*Set problem*: Write out the listing below without alteration, omitting its pictures.

# # # # #

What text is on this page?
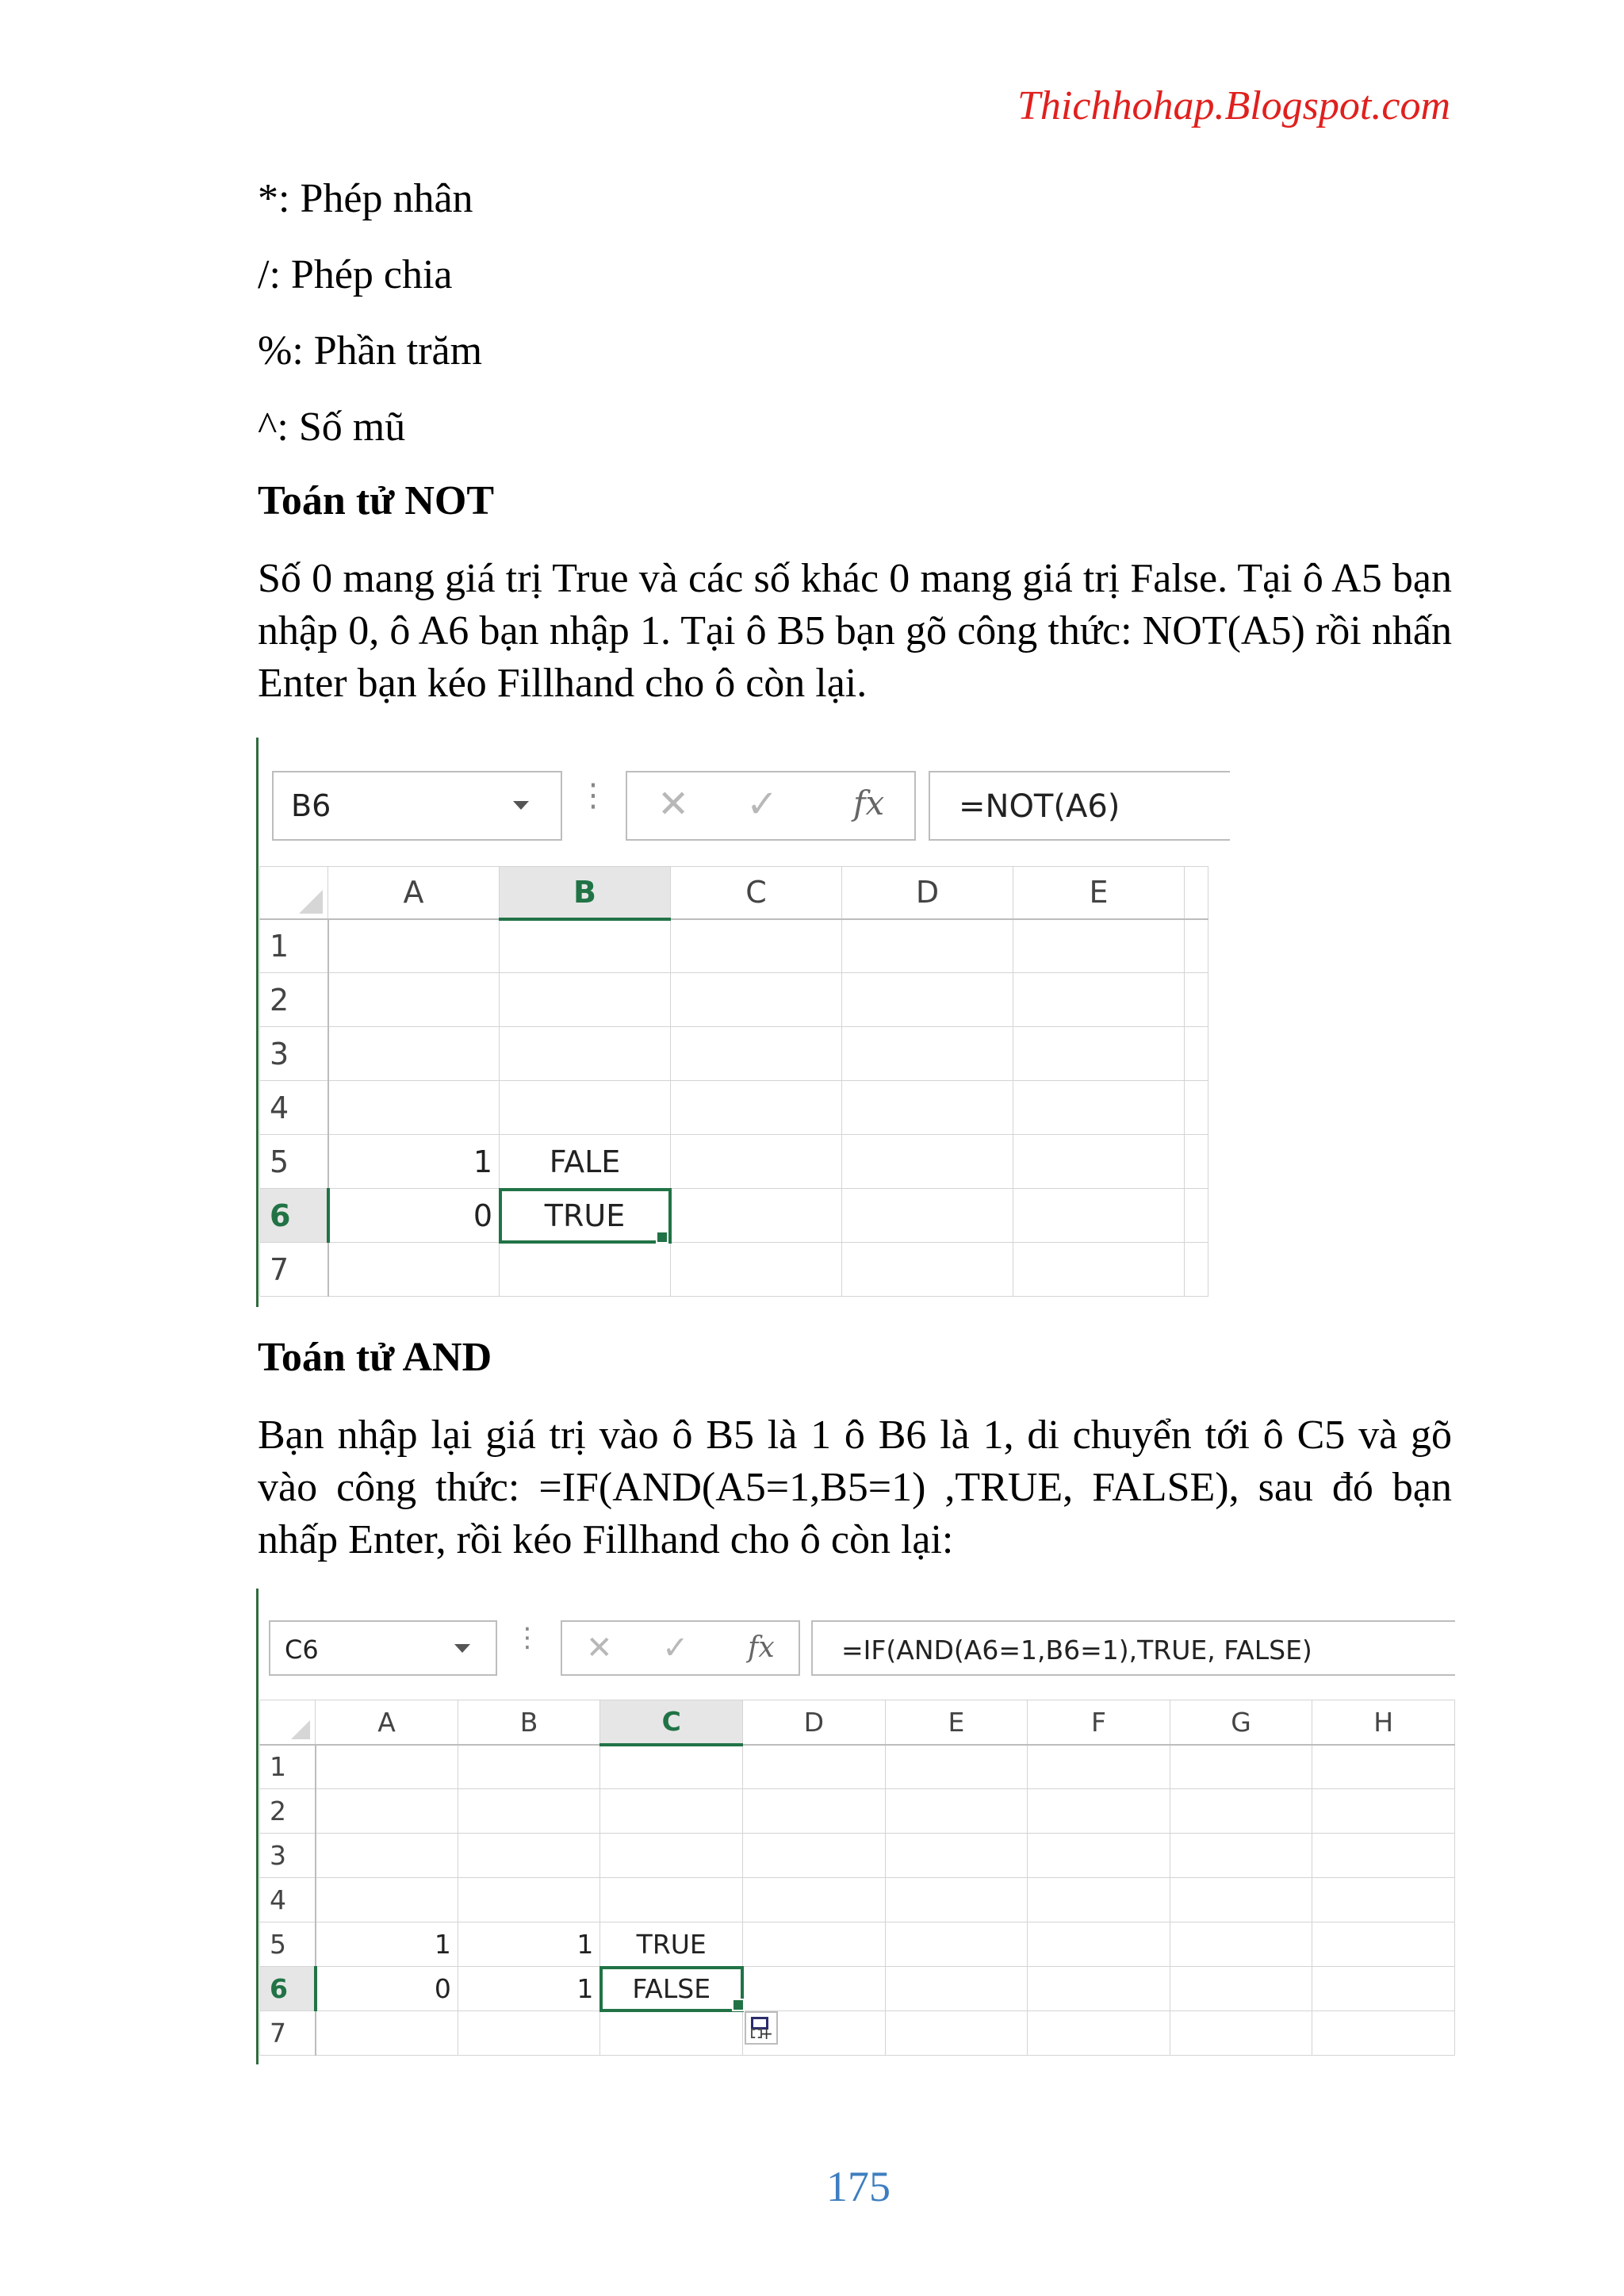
Thichhohap.Blogspot.com
*: Phép nhân
/: Phép chia
%: Phần trăm
^: Số mũ
Toán tử NOT
Số 0 mang giá trị True và các số khác 0 mang giá trị False. Tại ô A5 bạn nhập 0, ô A6 bạn nhập 1. Tại ô B5 bạn gõ công thức: NOT(A5) rồi nhấn Enter bạn kéo Fillhand cho ô còn lại.
B6	⋮ ✕ ✓ fx =NOT(A6)
	A	B	C	D	E	
1						
2						
3						
4						
5	1	FALE				
6	0	TRUE				
7						
Toán tử AND
Bạn nhập lại giá trị vào ô B5 là 1 ô B6 là 1, di chuyển tới ô C5 và gõ vào công thức: =IF(AND(A5=1,B5=1) ,TRUE, FALSE), sau đó bạn nhấp Enter, rồi kéo Fillhand cho ô còn lại:
C6	⋮ ✕ ✓ fx	=IF(AND(A6=1,B6=1),TRUE, FALSE)
	A	B	C	D	E	F	G	H
1								
2								
3								
4								
5	1	1	TRUE					
6	0	1	FALSE					
7									+
175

# # # # #

*Answer for this exercise*:
What text is on this page?
Thichhohap.Blogspot.com
*: Phép nhân
/: Phép chia
%: Phần trăm
^: Số mũ
Toán tử NOT
Số 0 mang giá trị True và các số khác 0 mang giá trị False. Tại ô A5 bạn nhập 0, ô A6 bạn nhập 1. Tại ô B5 bạn gõ công thức: NOT(A5) rồi nhấn Enter bạn kéo Fillhand cho ô còn lại.
B6	⋮ ✕ ✓ fx =NOT(A6)
	A	B	C	D	E	
1						
2						
3						
4						
5	1	FALE				
6	0	TRUE				
7						
Toán tử AND
Bạn nhập lại giá trị vào ô B5 là 1 ô B6 là 1, di chuyển tới ô C5 và gõ vào công thức: =IF(AND(A5=1,B5=1) ,TRUE, FALSE), sau đó bạn nhấp Enter, rồi kéo Fillhand cho ô còn lại:
C6	⋮ ✕ ✓ fx	=IF(AND(A6=1,B6=1),TRUE, FALSE)
	A	B	C	D	E	F	G	H
1								
2								
3								
4								
5	1	1	TRUE					
6	0	1	FALSE					
7									+
175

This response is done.